# EXERCISE SET
1. Rewrite everything in the listing from the line containing "contact-service: Student Recruitment" down to the line containing "119, 1001, 311]", with "Notes about this course" changed to "Notes on this course" and nothing else altered. Return only those lines.
2. Extend the passage on Taiwan's defense spending and deterrence against China, picking up from where it stops.

If we only go off the active duty personnel in the Taiwan Strait area, China would have around a 4 to 1 force ratio (assuming no outside intervention or activation of reserves). But presumably China would be willing to commit up to a similar ratio of its total forces that Russia has been willing to commit in Ukraine (50-80% of its Army). If we assume 65% of PLA forces are committed, that translates to an invasion force of ~650k. To deter this force, Taiwan would need to be able to credibly field at least 650k / 3 = ~200k troops, which means doubling the size of its ground forces.
Let’s be conservative and imagine that doubling Taiwan’s ground forces requires doubling the defense budget. Taiwan could feasibly come up with the cash to make this happen. Sure, it would require a considerable amount of political capital, as it’d probably mean sacrificing other budget items (although Taiwan’s debt to GDP seems relatively low at ~30% so they could potentially finance it for at least a good part of the window of danger).
Military spending as a share of Taiwan’s GDP (~2.2%, 2023) is lower than it was during the era when deterrence held (1960s to 1990s, which was also the military dictatorship era). For reference, military spending is 2.8% of GDP in South Korea, 3.4% in the USA, and 3.8% in Poland. In most other western countries the share of military spending is below 2%, so 4.4% is high, but entirely conscionable for a country that faces a clear threat to its existence.

# EXTRACTED MATERIAL

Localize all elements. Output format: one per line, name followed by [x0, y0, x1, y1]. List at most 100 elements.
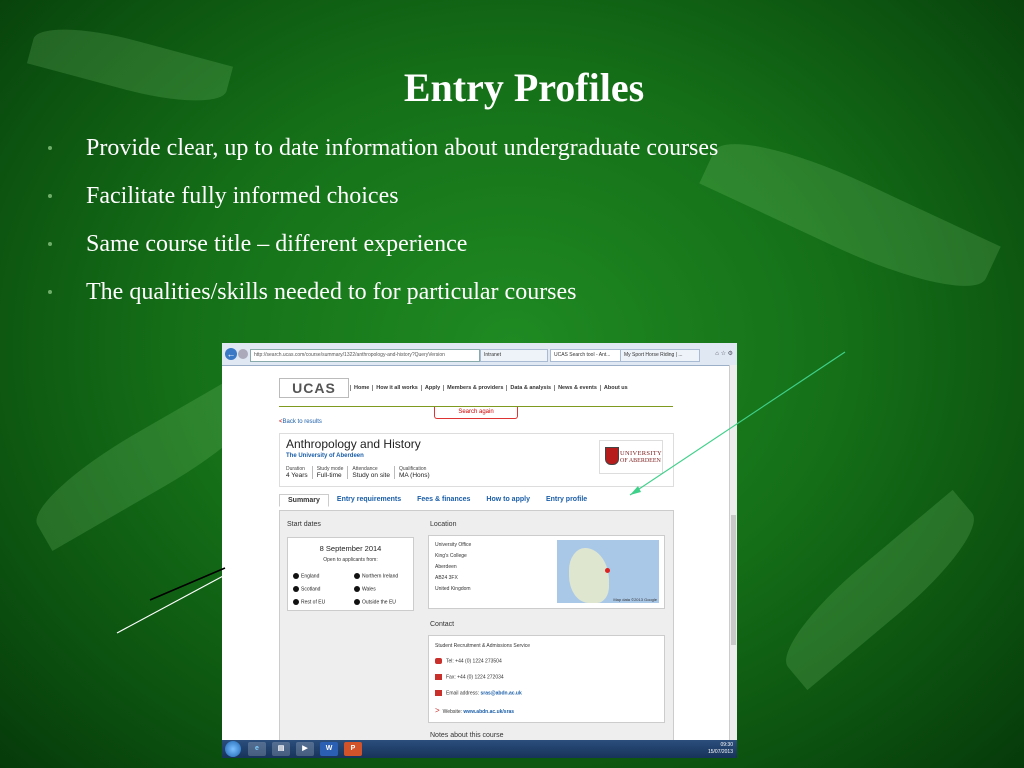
contact-service: Student Recruitment & Admissions Service	[435, 643, 531, 649]
location-heading: Location	[430, 521, 457, 528]
notes-heading: Notes about this course	[430, 732, 504, 739]
forward-arrow-icon[interactable]	[238, 349, 248, 359]
region-wales: Wales	[354, 586, 376, 592]
fact-study-mode: Study mode Full-time	[313, 466, 349, 479]
word-icon[interactable]: W	[320, 742, 338, 756]
back-to-results-link[interactable]: <Back to results	[279, 419, 322, 425]
bullet-text: Facilitate fully informed choices	[86, 183, 399, 209]
leaf-decoration	[699, 119, 1001, 311]
browser-tab[interactable]: Intranet	[480, 349, 548, 362]
pointer-line-white	[116, 574, 226, 634]
tab-entry-requirements[interactable]: Entry requirements	[329, 494, 409, 507]
folder-icon[interactable]: ▤	[272, 742, 290, 756]
summary-panel: Start dates 8 September 2014 Open to app…	[279, 510, 674, 747]
search-again-button[interactable]: Search again	[434, 407, 518, 419]
phone-icon	[435, 658, 442, 664]
start-dates-box: 8 September 2014 Open to applicants from…	[287, 537, 414, 611]
start-button[interactable]	[225, 741, 241, 757]
map-pin-icon[interactable]	[605, 568, 610, 573]
browser-tab-active[interactable]: UCAS Search tool - Ant...	[550, 349, 624, 362]
university-name[interactable]: The University of Aberdeen	[286, 453, 364, 459]
website-link[interactable]: www.abdn.ac.uk/sras	[463, 709, 514, 715]
address-block: University Office King's College Aberdee…	[435, 542, 472, 592]
check-icon	[293, 599, 299, 605]
fact-duration: Duration 4 Years	[286, 466, 313, 479]
pointer-line-black	[149, 567, 226, 601]
map-caption: Map data ©2013 Google	[613, 597, 657, 602]
media-player-icon[interactable]: ▶	[296, 742, 314, 756]
bullet-text: The qualities/skills needed to for parti…	[86, 279, 577, 305]
bullet-dot	[48, 146, 52, 150]
chevron-right-icon: >	[435, 706, 440, 715]
location-box: University Office King's College Aberdee…	[428, 535, 665, 609]
ie-icon[interactable]: e	[248, 742, 266, 756]
check-icon	[354, 586, 360, 592]
browser-tab[interactable]: My Sport Horse Riding | ...	[620, 349, 700, 362]
course-title: Anthropology and History	[286, 437, 421, 451]
check-icon	[293, 573, 299, 579]
scrollbar[interactable]	[729, 365, 737, 740]
nav-item[interactable]: Apply	[420, 385, 443, 391]
map-land	[569, 548, 609, 603]
top-navigation: Home How it all works Apply Members & pr…	[350, 385, 631, 391]
region-scotland: Scotland	[293, 586, 320, 592]
contact-email: Email address: sras@abdn.ac.uk	[435, 690, 522, 696]
location-map[interactable]: Map data ©2013 Google	[557, 540, 659, 603]
region-northern-ireland: Northern Ireland	[354, 573, 398, 579]
region-rest-of-eu: Rest of EU	[293, 599, 325, 605]
contact-heading: Contact	[430, 621, 455, 628]
contact-box: Student Recruitment & Admissions Service…	[428, 635, 665, 723]
tab-entry-profile[interactable]: Entry profile	[538, 494, 595, 507]
open-to-label: Open to applicants from:	[323, 557, 378, 563]
contact-fax: Fax: +44 (0) 1224 272034	[435, 674, 504, 680]
bullet-list: Provide clear, up to date information ab…	[48, 128, 718, 320]
check-icon	[293, 586, 299, 592]
back-arrow-icon[interactable]: ←	[225, 348, 237, 360]
leaf-decoration	[768, 489, 992, 691]
start-date: 8 September 2014	[319, 544, 382, 553]
contact-tel: Tel: +44 (0) 1224 273504	[435, 658, 502, 664]
fact-qualification: Qualification MA (Hons)	[398, 466, 430, 479]
bullet-dot	[48, 242, 52, 246]
course-header: Anthropology and History The University …	[279, 433, 674, 487]
email-link[interactable]: sras@abdn.ac.uk	[480, 690, 521, 696]
address-bar[interactable]: http://search.ucas.com/course/summary/13…	[250, 349, 480, 362]
powerpoint-icon[interactable]: P	[344, 742, 362, 756]
course-facts: Duration 4 Years Study mode Full-time Atte…	[286, 466, 434, 479]
nav-item[interactable]: How it all works	[372, 385, 421, 391]
bullet-item: Facilitate fully informed choices	[48, 176, 718, 224]
back-link-label: Back to results	[282, 419, 322, 425]
tab-fees-finances[interactable]: Fees & finances	[409, 494, 478, 507]
envelope-icon	[435, 690, 442, 696]
browser-toolbar: ← http://search.ucas.com/course/summary/…	[222, 343, 737, 366]
nav-item[interactable]: Members & providers	[443, 385, 506, 391]
tab-how-to-apply[interactable]: How to apply	[478, 494, 538, 507]
nav-item[interactable]: News & events	[554, 385, 600, 391]
region-england: England	[293, 573, 319, 579]
bullet-item: The qualities/skills needed to for parti…	[48, 272, 718, 320]
bullet-dot	[48, 290, 52, 294]
printer-icon	[435, 674, 442, 680]
course-tabs: Summary Entry requirements Fees & financ…	[279, 494, 595, 507]
bullet-dot	[48, 194, 52, 198]
system-clock[interactable]: 09:30 15/07/2013	[708, 742, 733, 756]
tab-summary[interactable]: Summary	[279, 494, 329, 507]
check-icon	[354, 573, 360, 579]
home-star-gear-icons[interactable]: ⌂ ☆ ⚙	[715, 350, 733, 357]
ucas-logo[interactable]: UCAS	[279, 378, 349, 398]
check-icon	[354, 599, 360, 605]
contact-website: > Website: www.abdn.ac.uk/sras	[435, 706, 515, 715]
nav-item[interactable]: Home	[350, 385, 372, 391]
bullet-item: Same course title – different experience	[48, 224, 718, 272]
bullet-item: Provide clear, up to date information ab…	[48, 128, 718, 176]
ucas-screenshot: ← http://search.ucas.com/course/summary/…	[222, 343, 737, 758]
fact-attendance: Attendance Study on site	[348, 466, 395, 479]
crest-icon	[605, 447, 619, 465]
nav-item[interactable]: About us	[599, 385, 631, 391]
region-outside-eu: Outside the EU	[354, 599, 396, 605]
university-logo: UNIVERSITY OF ABERDEEN	[599, 440, 663, 474]
nav-item[interactable]: Data & analysis	[506, 385, 554, 391]
scrollbar-thumb[interactable]	[731, 515, 736, 645]
bullet-text: Provide clear, up to date information ab…	[86, 135, 719, 161]
slide-title: Entry Profiles	[403, 65, 645, 110]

# RESULTS OF THE EXERCISE
1.
contact-service: Student Recruitment & Admissions Service	[435, 643, 531, 649]
location-heading: Location	[430, 521, 457, 528]
notes-heading: Notes on this course	[430, 732, 504, 739]
forward-arrow-icon[interactable]	[238, 349, 248, 359]
region-wales: Wales	[354, 586, 376, 592]
fact-study-mode: Study mode Full-time	[313, 466, 349, 479]
word-icon[interactable]: W	[320, 742, 338, 756]
back-to-results-link[interactable]: <Back to results	[279, 419, 322, 425]
bullet-text: Facilitate fully informed choices	[86, 183, 399, 209]
leaf-decoration	[699, 119, 1001, 311]

2.
For much of the last 30 years, Taiwan’s military spending has been stagnant in absolute terms (which matters since defensive capabilities are a stock not a flow) despite per capita wealth tripling over the same period.
It would cost ~$17 billion per year to double the defense budget of Taiwan. This is quite a hefty price tag, But it’s only around 1/5th the annual aid provided to Ukraine since the beginning of the war, or 10% what TSMC has pledged to invest in the USA. So mustering such a sum seems possible.
But can this sum be spent effectively?
Toy cost-effectiveness of deterrence
Pulling out the gonkulator suggests that taking the dumb money approach to deterrence and just doubling the defense budget would be about twice as cost-effective at saving lives as the top global health interventions. Keeping all else constant, the reduction in risk would have to be 25% or less to make it less cost-effective than the top global life-saving charity.
As with any such cost-effectiveness analysis of a policy level intervention, this conclusion rests on a scaffolding of assumptions that each independently seem reasonable enough, but all together begin to creak. These assumptions are mainly:
- The catastrophic risks from a Taiwan invasion mentioned in the previous section.
- That a catastrophe implies only a 10% reduction in the population.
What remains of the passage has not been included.